Stored records
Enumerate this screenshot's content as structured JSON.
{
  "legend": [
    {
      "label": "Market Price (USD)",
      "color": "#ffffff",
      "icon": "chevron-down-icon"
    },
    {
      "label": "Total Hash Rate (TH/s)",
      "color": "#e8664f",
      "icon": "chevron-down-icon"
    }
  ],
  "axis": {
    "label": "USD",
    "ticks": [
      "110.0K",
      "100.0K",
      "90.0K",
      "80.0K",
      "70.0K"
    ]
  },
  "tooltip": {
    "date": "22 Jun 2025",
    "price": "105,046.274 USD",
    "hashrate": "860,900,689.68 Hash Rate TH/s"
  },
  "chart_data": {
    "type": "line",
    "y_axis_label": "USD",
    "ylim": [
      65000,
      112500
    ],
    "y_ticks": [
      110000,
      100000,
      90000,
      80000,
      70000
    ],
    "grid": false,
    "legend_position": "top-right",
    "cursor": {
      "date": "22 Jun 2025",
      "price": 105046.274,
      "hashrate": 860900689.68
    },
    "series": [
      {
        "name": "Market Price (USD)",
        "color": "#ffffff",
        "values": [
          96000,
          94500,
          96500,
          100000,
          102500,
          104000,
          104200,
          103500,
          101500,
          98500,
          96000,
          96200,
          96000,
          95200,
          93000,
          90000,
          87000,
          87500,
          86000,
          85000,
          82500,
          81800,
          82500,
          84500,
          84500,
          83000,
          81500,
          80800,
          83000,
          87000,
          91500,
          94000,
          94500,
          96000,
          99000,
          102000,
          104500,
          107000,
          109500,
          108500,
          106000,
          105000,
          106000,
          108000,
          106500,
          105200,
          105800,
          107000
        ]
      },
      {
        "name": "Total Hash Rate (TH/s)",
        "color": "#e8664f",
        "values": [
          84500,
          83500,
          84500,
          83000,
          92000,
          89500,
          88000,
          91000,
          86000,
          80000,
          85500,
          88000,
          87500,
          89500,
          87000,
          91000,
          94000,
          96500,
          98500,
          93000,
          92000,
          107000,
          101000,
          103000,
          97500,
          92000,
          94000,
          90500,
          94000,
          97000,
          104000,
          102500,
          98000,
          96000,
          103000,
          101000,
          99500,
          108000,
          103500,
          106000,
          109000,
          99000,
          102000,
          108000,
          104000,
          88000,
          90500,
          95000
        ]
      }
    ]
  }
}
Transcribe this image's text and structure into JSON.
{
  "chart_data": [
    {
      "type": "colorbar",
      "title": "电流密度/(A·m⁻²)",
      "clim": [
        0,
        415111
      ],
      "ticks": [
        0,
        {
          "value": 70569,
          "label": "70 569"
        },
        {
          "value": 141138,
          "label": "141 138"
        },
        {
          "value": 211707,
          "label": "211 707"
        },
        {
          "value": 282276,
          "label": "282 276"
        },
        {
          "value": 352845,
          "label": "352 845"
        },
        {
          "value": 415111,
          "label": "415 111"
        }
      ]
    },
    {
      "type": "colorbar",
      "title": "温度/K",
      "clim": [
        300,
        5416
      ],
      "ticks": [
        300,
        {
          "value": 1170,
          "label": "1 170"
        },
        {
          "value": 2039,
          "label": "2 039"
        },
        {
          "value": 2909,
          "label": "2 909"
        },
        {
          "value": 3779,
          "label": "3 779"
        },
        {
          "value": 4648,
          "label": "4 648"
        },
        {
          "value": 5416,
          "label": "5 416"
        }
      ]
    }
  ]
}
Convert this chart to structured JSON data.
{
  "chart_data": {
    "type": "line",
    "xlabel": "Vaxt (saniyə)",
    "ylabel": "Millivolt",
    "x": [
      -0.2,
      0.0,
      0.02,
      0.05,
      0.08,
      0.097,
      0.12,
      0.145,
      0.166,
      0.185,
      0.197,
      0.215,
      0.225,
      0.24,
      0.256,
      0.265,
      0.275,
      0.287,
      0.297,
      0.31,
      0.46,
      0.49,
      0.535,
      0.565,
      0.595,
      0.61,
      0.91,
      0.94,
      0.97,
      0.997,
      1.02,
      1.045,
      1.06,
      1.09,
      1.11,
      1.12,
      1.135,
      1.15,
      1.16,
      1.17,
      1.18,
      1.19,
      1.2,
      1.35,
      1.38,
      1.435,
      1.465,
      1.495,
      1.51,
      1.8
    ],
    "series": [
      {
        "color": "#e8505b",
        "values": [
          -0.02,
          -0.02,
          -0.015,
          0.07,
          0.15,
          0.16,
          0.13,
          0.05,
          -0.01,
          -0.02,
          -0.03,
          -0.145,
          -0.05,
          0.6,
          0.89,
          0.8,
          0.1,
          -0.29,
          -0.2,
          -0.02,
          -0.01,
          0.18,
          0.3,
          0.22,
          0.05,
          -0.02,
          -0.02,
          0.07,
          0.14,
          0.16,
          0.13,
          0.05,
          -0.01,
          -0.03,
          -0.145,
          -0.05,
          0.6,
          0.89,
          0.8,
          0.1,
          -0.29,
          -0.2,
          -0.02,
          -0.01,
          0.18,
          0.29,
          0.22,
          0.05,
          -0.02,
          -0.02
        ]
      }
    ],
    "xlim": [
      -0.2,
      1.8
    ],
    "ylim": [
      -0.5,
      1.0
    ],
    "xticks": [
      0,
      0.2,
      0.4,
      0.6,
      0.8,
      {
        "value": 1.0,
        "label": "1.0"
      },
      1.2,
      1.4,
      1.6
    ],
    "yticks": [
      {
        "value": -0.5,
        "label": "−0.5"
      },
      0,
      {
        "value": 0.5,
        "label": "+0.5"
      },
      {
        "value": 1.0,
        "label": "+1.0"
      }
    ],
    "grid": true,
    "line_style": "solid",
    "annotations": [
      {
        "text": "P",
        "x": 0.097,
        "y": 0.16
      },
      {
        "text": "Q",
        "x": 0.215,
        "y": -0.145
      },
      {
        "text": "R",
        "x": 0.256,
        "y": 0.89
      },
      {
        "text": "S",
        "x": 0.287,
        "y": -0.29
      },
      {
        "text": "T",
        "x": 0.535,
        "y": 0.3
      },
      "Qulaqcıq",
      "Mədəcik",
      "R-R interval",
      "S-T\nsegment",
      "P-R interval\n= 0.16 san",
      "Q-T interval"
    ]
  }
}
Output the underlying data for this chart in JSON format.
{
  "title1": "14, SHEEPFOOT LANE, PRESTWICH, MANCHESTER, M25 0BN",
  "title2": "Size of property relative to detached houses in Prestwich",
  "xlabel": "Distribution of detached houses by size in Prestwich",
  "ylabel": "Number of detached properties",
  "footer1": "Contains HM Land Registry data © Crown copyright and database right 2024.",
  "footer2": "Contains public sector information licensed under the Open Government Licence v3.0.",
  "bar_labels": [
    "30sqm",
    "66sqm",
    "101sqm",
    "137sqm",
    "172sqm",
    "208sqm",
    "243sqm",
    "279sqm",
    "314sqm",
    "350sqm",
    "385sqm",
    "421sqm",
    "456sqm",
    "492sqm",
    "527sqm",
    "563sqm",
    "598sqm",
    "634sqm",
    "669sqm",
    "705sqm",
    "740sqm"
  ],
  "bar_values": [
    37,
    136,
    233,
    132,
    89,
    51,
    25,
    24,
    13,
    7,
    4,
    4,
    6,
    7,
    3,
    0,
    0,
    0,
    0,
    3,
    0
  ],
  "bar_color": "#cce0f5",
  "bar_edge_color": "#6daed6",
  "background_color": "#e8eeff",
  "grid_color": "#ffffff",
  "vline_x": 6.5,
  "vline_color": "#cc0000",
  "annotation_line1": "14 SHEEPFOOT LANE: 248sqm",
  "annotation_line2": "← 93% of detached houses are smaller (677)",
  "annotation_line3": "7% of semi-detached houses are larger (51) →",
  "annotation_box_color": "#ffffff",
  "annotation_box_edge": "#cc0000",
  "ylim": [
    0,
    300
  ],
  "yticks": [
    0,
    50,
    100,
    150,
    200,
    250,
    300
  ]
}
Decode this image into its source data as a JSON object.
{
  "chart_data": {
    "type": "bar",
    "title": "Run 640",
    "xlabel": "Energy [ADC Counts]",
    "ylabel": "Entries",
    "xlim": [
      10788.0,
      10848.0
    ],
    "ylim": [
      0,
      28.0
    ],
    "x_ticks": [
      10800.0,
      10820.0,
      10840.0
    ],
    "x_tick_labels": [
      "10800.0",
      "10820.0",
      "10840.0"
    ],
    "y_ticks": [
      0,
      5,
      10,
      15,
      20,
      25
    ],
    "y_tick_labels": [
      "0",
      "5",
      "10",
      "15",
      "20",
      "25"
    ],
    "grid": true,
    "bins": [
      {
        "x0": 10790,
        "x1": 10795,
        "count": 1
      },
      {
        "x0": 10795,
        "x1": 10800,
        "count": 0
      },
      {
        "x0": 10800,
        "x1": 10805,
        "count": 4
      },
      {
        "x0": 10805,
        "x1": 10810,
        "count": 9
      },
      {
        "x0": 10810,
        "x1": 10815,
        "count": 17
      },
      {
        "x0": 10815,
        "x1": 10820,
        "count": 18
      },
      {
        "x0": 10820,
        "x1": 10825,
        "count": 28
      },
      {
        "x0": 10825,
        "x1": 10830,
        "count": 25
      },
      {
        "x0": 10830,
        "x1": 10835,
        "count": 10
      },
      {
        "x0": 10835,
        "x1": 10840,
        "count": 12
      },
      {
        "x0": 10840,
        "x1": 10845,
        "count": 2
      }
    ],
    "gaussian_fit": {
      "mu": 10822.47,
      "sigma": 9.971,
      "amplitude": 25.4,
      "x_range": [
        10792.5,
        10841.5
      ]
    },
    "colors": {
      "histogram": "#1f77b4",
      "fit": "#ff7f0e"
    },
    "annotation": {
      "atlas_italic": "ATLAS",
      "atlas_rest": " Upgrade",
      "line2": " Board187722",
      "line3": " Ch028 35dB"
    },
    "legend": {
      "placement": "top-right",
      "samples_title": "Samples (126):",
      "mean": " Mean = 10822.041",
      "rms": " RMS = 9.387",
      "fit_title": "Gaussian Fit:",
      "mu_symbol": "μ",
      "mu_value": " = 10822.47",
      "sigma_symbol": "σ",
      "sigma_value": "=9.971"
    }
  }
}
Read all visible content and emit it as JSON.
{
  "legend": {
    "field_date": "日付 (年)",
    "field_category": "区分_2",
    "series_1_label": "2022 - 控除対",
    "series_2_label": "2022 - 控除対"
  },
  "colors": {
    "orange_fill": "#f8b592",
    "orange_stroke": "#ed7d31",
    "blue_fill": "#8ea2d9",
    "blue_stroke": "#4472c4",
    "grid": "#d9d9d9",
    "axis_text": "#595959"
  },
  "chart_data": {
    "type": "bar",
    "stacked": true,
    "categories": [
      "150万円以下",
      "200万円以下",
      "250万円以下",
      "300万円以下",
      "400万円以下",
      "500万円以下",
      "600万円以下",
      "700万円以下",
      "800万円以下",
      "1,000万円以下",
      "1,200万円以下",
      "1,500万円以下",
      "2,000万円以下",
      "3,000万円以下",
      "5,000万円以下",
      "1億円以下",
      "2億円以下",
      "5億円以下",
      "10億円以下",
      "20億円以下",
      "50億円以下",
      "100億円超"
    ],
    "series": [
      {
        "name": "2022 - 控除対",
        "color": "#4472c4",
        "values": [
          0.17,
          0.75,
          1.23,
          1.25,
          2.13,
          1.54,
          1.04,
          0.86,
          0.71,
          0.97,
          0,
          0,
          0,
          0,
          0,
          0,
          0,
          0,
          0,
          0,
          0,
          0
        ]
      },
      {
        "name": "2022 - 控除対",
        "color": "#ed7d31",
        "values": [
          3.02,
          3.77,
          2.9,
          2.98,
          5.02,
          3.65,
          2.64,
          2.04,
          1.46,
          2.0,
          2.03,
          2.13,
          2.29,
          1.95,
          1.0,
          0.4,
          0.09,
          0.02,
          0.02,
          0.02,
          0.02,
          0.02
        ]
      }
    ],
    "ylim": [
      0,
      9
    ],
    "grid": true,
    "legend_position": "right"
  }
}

-- The problem --
Report how many lines of the entries hold the string "ffffff". Provide the number alone.

-- Problem solution --
4